• **Collected data entries**:
━━━
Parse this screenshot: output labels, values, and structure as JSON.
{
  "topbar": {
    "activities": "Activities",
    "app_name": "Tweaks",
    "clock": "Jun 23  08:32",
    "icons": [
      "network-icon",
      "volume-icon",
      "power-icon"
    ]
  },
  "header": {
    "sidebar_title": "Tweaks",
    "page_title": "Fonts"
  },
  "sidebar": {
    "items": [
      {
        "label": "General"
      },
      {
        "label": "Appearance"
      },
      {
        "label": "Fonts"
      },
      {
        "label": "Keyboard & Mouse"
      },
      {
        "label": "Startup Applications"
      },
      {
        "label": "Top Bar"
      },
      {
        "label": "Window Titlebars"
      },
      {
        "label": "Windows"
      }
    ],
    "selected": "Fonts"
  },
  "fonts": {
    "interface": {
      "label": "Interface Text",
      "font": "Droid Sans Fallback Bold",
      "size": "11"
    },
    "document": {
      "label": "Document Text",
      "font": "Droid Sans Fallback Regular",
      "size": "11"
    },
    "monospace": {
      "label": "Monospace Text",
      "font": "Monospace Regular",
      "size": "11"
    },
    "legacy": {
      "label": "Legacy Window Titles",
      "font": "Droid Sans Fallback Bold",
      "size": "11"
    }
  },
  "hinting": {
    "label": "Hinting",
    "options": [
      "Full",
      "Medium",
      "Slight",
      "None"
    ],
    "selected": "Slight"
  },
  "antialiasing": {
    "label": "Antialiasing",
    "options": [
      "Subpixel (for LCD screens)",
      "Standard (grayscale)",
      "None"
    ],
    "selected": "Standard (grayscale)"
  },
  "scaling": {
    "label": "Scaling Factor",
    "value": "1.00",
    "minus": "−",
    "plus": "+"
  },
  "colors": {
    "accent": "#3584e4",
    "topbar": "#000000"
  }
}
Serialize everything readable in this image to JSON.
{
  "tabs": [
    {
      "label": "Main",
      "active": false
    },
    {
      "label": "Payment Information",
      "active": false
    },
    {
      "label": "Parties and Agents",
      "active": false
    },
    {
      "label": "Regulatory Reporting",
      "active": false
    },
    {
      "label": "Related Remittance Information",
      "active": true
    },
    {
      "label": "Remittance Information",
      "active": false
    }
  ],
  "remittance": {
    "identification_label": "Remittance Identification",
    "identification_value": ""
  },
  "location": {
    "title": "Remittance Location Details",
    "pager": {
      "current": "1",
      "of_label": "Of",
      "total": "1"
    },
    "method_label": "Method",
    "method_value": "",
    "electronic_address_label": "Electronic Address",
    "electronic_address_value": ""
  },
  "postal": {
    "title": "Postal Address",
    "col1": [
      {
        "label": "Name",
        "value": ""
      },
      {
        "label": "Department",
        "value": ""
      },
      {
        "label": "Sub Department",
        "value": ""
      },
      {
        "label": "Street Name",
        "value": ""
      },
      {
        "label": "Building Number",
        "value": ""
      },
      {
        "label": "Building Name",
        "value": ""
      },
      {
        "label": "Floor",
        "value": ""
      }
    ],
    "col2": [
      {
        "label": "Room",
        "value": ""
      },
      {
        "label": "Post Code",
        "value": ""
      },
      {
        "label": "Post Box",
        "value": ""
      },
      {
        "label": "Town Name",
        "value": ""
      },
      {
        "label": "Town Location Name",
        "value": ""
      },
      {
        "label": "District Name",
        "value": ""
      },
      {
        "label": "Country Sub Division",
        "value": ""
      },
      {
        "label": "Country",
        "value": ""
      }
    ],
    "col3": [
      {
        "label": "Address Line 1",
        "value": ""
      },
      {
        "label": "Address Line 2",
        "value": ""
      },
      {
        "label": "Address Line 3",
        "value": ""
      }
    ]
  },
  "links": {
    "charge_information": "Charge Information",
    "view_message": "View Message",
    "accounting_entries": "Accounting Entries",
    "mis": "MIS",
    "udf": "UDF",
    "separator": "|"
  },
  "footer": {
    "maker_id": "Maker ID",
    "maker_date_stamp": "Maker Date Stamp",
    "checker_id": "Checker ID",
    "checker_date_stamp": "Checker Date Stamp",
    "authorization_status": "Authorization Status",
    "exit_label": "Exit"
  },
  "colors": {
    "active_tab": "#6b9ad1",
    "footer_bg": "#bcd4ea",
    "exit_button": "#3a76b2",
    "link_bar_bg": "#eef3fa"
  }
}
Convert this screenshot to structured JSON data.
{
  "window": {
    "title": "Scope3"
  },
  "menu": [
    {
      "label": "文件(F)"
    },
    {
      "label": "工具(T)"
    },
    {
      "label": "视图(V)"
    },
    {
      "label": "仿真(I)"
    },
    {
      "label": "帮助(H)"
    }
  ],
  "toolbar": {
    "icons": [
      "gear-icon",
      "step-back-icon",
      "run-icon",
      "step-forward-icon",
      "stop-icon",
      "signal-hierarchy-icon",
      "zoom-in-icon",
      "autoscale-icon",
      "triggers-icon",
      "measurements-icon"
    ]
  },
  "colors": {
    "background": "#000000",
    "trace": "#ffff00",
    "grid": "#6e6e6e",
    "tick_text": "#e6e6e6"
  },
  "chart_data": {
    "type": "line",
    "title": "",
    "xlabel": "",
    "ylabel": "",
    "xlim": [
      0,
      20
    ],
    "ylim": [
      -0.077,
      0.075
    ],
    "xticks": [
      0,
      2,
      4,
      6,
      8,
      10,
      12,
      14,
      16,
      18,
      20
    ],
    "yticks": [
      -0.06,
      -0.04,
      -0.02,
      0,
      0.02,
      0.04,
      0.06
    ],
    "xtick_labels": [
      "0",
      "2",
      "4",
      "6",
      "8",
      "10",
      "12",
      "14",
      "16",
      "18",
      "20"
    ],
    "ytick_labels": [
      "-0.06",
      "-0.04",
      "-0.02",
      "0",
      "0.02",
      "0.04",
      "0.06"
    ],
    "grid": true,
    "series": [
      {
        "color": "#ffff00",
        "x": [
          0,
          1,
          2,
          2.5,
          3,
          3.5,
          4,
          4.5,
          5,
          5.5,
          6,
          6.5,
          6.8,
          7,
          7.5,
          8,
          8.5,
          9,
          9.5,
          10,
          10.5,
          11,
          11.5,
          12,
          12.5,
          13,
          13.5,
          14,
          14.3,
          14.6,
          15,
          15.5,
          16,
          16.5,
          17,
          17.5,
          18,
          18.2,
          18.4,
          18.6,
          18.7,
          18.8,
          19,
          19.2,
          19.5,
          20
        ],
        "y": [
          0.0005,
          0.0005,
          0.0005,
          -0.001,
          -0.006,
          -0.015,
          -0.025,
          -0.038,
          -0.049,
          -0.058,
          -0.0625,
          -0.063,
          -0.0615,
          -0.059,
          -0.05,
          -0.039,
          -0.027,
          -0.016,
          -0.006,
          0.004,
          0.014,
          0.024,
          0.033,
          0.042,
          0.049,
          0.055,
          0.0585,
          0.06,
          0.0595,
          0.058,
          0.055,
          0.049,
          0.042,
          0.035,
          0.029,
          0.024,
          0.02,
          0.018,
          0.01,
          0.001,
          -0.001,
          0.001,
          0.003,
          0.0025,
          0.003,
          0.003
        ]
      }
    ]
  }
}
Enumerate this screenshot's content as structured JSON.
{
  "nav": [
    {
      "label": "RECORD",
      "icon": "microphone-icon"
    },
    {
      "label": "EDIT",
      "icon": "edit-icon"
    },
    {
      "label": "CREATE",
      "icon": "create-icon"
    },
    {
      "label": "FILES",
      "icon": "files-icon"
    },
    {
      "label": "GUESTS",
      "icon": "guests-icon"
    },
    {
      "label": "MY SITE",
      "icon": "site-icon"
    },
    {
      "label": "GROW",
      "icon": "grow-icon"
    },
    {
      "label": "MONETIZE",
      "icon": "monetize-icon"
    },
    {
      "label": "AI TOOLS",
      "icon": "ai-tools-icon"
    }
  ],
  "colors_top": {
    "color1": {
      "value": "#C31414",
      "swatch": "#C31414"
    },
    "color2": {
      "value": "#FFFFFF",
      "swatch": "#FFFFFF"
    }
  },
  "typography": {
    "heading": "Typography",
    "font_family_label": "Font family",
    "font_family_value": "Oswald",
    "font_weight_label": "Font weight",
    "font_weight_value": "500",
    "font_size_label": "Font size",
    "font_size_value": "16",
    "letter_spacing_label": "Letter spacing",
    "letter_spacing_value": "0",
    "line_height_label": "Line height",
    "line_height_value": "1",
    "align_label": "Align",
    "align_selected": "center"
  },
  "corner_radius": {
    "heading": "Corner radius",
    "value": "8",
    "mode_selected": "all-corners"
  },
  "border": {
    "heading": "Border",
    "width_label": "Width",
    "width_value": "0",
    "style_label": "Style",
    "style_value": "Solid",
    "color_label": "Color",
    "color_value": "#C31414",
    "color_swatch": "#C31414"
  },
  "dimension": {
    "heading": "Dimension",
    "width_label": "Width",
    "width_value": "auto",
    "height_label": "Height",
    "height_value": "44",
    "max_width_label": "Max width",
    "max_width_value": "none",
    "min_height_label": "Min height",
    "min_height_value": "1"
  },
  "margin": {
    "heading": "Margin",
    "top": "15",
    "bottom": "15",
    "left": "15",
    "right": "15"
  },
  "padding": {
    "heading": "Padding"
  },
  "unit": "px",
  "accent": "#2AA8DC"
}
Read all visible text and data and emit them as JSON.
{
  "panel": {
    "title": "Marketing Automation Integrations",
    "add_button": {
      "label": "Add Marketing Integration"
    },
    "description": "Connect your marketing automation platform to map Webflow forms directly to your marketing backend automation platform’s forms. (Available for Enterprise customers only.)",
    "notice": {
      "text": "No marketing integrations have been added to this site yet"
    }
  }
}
━━━
• **WORK TO BE COMPLETED**:
Return only those lines of the records that contain the string "screenshot".

• **ANSWER TO THIS PROBLEM**:
Parse this screenshot: output labels, values, and structure as JSON.
Convert this screenshot to structured JSON data.
Enumerate this screenshot's content as structured JSON.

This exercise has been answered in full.